> ASSIGNMENT 1:
In the comment thread, what vote split does the first commenter say would not be a surprise?
> ASSIGNMENT 2:
Which people are named inside the comments of the comment thread, leaving aside the usernames shown with the avatars?
> ASSIGNMENT 3:
Can you copy the passage of the comment thread starting at "why would it" and ending at "given retroactive effect."?

I expected Trump to win on the presidential immunity ruling -- there was literally no way SCOTUS would ever find that a President could be criminally charged for official acts of office -- but I expect the administration to lose this simply because it would implode the federal court system and potentially start a civil war. That said, while the ruling should be 9-0, I will not be surprised to see it being 7-2 with Thomas and Alito taking the opportunity of their vote not making a difference to go full Fox News.

Grigori avramidi's avatar

why would it have either of the effects you are describing?

srynerson's avatar

1) In re the federal court system, I have no reason to think that the existing cases deal with every factual/legal permutation that can be conceived of relating to this order and SCOTUS killed off nationwide injunctions, so each affected person will need to file a separate lawsuit unless they can find a class action that covers their situation. Further, depending on the exact wording of the ruling, it would potentially open the door to lawsuits based on theories that the EO's position "has always been the law" and the decision should be given retroactive effect.

> MATERIAL SHOWN:
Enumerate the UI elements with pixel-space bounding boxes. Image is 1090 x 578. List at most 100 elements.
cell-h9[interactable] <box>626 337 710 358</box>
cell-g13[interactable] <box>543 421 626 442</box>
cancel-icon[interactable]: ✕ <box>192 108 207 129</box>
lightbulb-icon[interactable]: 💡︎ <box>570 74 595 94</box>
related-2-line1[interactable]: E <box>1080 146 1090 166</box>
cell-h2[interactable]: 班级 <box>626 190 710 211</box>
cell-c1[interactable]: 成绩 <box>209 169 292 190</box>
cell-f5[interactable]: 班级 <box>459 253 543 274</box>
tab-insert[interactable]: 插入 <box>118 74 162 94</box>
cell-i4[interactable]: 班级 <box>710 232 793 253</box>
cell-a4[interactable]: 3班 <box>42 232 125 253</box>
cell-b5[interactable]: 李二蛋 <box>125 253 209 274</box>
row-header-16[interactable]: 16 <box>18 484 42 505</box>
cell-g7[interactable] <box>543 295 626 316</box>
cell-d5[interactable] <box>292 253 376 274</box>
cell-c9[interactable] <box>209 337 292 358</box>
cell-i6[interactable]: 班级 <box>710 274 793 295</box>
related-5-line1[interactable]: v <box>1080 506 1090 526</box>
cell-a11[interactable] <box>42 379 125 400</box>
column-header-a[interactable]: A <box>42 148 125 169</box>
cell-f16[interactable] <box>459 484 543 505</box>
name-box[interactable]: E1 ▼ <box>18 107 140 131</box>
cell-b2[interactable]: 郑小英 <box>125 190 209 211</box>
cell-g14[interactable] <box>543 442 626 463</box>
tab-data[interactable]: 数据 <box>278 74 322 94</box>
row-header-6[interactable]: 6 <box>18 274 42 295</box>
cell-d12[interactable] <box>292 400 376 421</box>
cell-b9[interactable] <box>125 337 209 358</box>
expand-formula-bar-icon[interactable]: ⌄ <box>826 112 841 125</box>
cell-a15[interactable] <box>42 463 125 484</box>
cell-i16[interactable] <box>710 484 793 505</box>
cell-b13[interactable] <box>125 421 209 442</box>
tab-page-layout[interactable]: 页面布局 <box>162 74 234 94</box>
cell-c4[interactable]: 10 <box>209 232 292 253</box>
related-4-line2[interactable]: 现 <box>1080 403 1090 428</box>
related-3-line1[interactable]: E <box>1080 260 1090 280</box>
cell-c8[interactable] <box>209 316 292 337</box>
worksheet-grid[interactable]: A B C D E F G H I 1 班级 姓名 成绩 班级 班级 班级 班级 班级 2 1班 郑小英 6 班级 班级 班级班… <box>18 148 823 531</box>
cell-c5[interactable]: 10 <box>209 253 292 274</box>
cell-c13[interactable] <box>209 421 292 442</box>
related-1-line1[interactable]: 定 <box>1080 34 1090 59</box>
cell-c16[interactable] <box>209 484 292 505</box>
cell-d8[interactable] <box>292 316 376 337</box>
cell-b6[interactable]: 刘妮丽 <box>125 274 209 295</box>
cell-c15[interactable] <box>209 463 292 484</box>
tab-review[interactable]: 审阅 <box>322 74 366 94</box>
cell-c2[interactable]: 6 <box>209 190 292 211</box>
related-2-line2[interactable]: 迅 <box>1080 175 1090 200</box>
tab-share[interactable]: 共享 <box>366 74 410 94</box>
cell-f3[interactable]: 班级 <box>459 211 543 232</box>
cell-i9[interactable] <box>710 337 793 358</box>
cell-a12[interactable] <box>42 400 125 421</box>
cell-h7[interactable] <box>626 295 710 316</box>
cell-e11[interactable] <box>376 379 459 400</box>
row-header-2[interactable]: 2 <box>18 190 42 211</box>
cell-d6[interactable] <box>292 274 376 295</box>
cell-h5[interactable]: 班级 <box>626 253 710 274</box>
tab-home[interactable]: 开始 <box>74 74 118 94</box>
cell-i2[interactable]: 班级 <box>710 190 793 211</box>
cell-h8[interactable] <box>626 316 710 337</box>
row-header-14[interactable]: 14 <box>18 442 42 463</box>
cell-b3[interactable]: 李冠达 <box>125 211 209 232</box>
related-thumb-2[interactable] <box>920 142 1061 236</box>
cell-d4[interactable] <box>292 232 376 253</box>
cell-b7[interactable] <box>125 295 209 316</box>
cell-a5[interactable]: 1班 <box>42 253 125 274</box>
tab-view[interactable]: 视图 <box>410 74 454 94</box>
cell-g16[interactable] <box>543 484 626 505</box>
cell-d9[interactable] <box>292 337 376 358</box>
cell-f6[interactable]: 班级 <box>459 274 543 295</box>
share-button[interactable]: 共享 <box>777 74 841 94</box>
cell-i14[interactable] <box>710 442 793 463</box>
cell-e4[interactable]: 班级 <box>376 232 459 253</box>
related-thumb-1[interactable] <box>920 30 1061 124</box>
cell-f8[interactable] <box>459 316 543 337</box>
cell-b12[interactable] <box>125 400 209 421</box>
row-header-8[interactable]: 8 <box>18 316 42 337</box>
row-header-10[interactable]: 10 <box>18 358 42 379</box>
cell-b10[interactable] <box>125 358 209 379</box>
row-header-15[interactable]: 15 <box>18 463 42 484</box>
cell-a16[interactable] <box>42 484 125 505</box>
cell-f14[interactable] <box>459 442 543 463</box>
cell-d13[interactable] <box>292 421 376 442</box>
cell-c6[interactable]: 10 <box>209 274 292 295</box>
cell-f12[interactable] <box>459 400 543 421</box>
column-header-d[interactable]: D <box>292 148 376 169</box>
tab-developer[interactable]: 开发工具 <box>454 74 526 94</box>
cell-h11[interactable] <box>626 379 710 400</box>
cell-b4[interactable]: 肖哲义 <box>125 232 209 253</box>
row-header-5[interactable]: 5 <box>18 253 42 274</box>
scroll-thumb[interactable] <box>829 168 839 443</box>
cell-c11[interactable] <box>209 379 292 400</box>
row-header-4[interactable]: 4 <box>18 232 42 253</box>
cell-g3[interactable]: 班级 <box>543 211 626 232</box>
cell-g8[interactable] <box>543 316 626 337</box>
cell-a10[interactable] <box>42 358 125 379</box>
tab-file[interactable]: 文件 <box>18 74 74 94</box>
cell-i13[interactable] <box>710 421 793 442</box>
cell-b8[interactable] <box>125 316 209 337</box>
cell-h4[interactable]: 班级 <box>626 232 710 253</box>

> ANSWER AREA 1:
7-2, with Thomas and Alito

> ANSWER AREA 2:
Trump, Thomas, Alito

> ANSWER AREA 3:
why would it have either of the effects you are describing?

srynerson's avatar

1) In re the federal court system, I have no reason to think that the existing cases deal with every factual/legal permutation that can be conceived of relating to this order and SCOTUS killed off nationwide injunctions, so each affected person will need to file a separate lawsuit unless they can find a class action that covers their situation. Further, depending on the exact wording of the ruling, it would potentially open the door to lawsuits based on theories that the EO's position "has always been the law" and the decision should be given retroactive effect.